#### Exercise:
Note each line of the listing that contains the string "color", and copy it.

#### Rows:
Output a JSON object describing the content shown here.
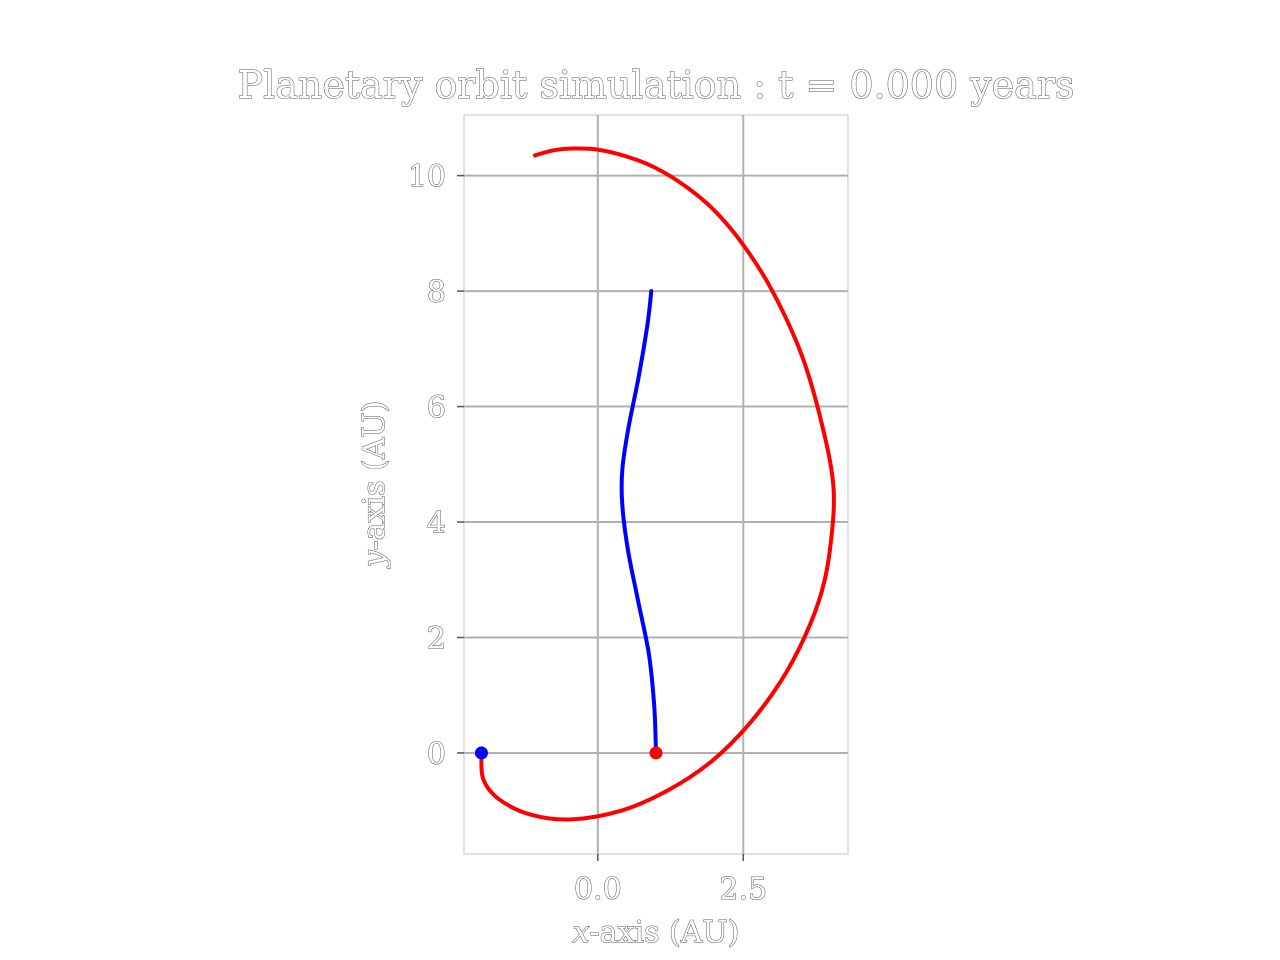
{
  "chart_data": {
    "type": "line",
    "title": "Planetary orbit simulation : t = 0.000 years",
    "xlabel_var": "x",
    "xlabel_rest": "-axis (AU)",
    "ylabel_var": "y",
    "ylabel_rest": "-axis (AU)",
    "xlim": [
      -2.3,
      4.3
    ],
    "ylim": [
      -1.75,
      11.05
    ],
    "xticks": [
      0.0,
      2.5
    ],
    "xtick_labels": [
      "0.0",
      "2.5"
    ],
    "yticks": [
      0,
      2,
      4,
      6,
      8,
      10
    ],
    "ytick_labels": [
      "0",
      "2",
      "4",
      "6",
      "8",
      "10"
    ],
    "grid": true,
    "aspect": "equal",
    "series": [
      {
        "color": "#ff0000",
        "x": [
          -1.08,
          -0.75,
          -0.4,
          0.0,
          0.5,
          1.0,
          1.5,
          2.0,
          2.5,
          3.0,
          3.5,
          3.85,
          4.05,
          4.0,
          3.85,
          3.55,
          3.15,
          2.6,
          1.95,
          1.2,
          0.4,
          -0.45,
          -1.15,
          -1.7,
          -1.97,
          -2.0
        ],
        "y": [
          10.35,
          10.44,
          10.47,
          10.45,
          10.33,
          10.13,
          9.82,
          9.4,
          8.8,
          8.0,
          6.9,
          5.7,
          4.6,
          3.6,
          2.8,
          2.0,
          1.25,
          0.5,
          -0.15,
          -0.65,
          -1.0,
          -1.15,
          -1.07,
          -0.8,
          -0.45,
          0.0
        ]
      },
      {
        "color": "#0000ff",
        "x": [
          0.92,
          0.85,
          0.7,
          0.52,
          0.42,
          0.42,
          0.52,
          0.7,
          0.88,
          0.97,
          1.0
        ],
        "y": [
          8.0,
          7.4,
          6.5,
          5.6,
          4.9,
          4.3,
          3.5,
          2.6,
          1.7,
          0.8,
          0.0
        ]
      }
    ],
    "markers": [
      {
        "x": -2.0,
        "y": 0.0,
        "color": "#0000ff"
      },
      {
        "x": 1.0,
        "y": 0.0,
        "color": "#ff0000"
      }
    ]
  }
}
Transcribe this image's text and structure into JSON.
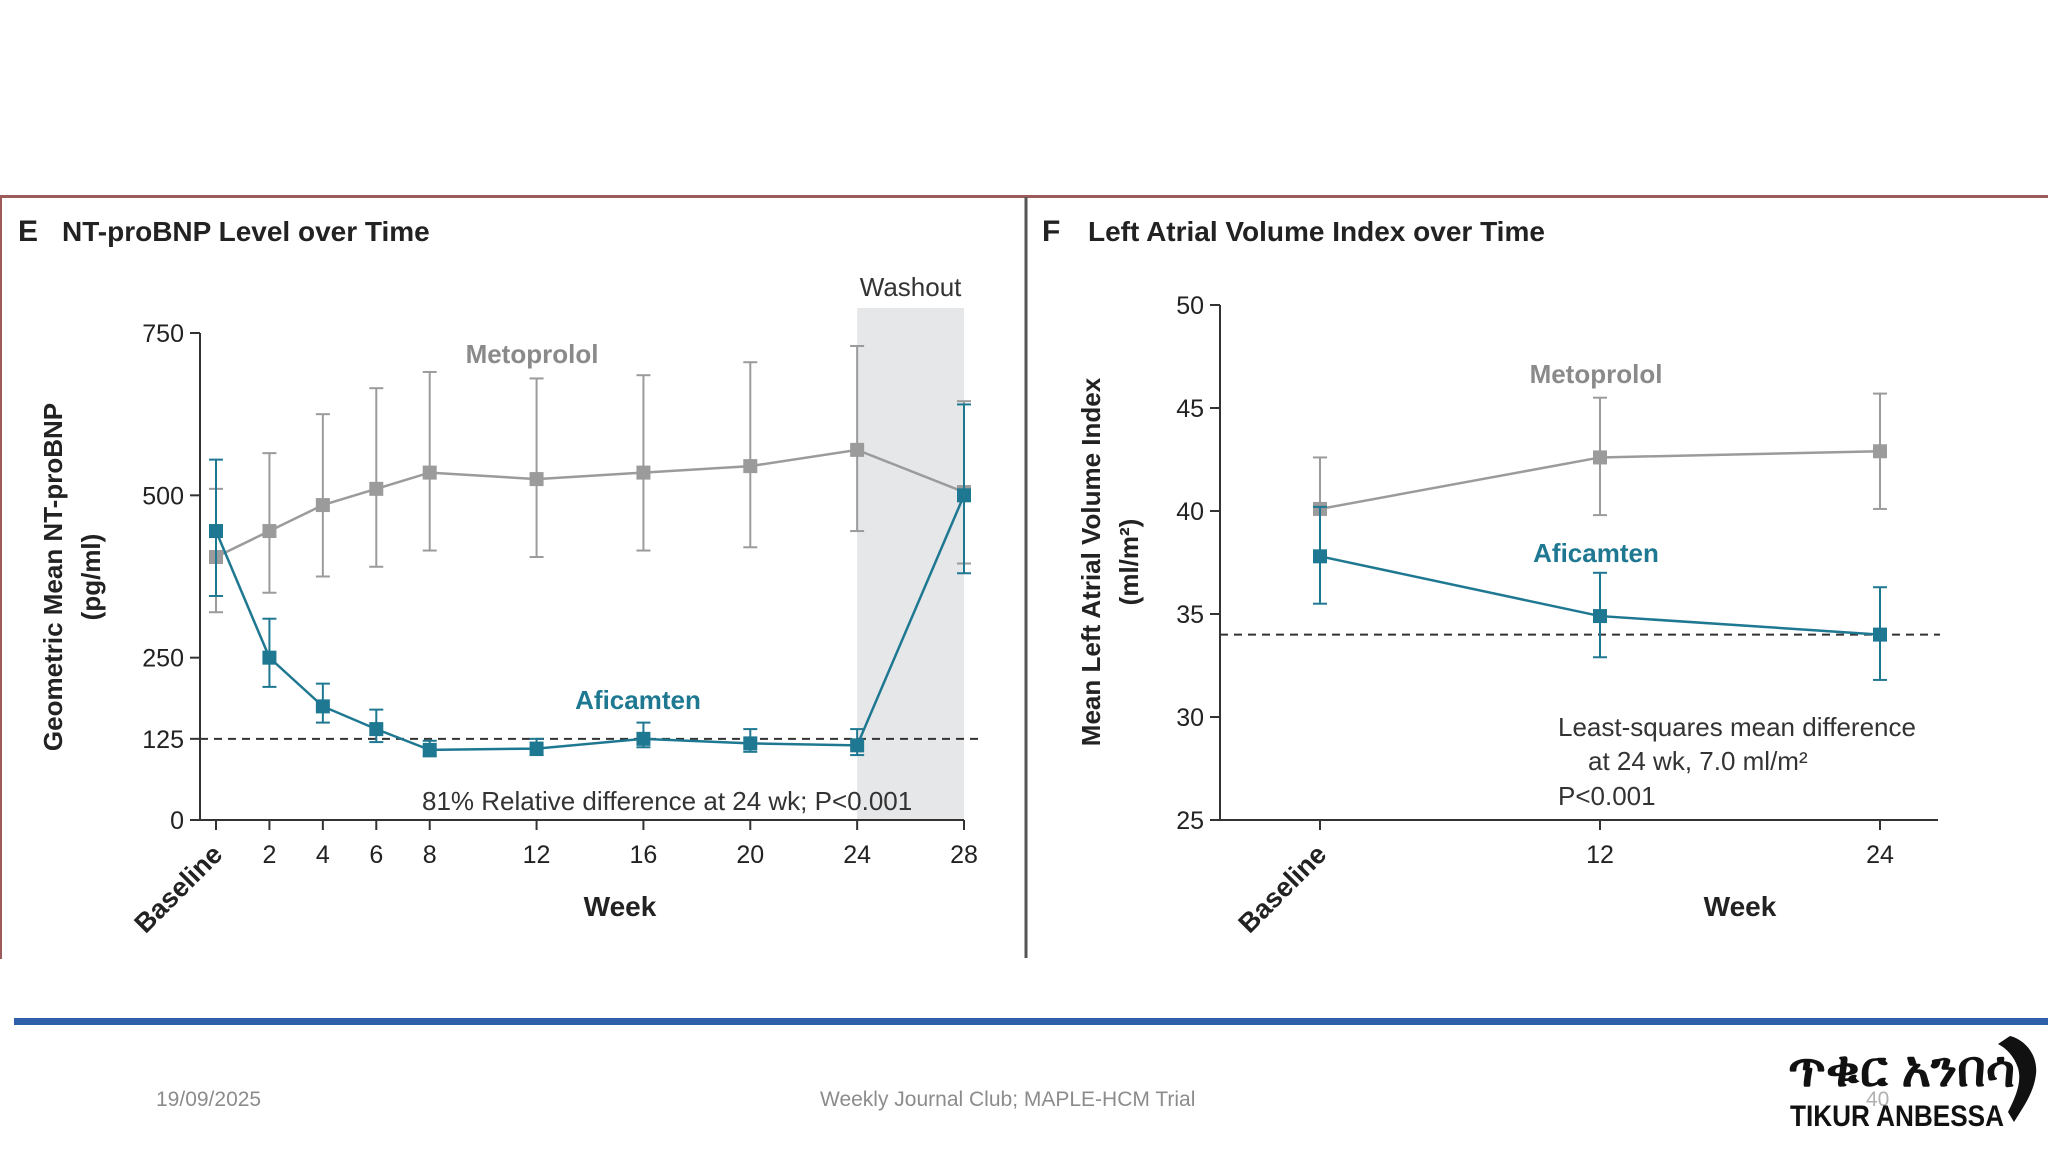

#### Right answer:
        "color": "#ff0000",
        "color": "#0000ff",
        "color": "#0000ff"
        "color": "#ff0000"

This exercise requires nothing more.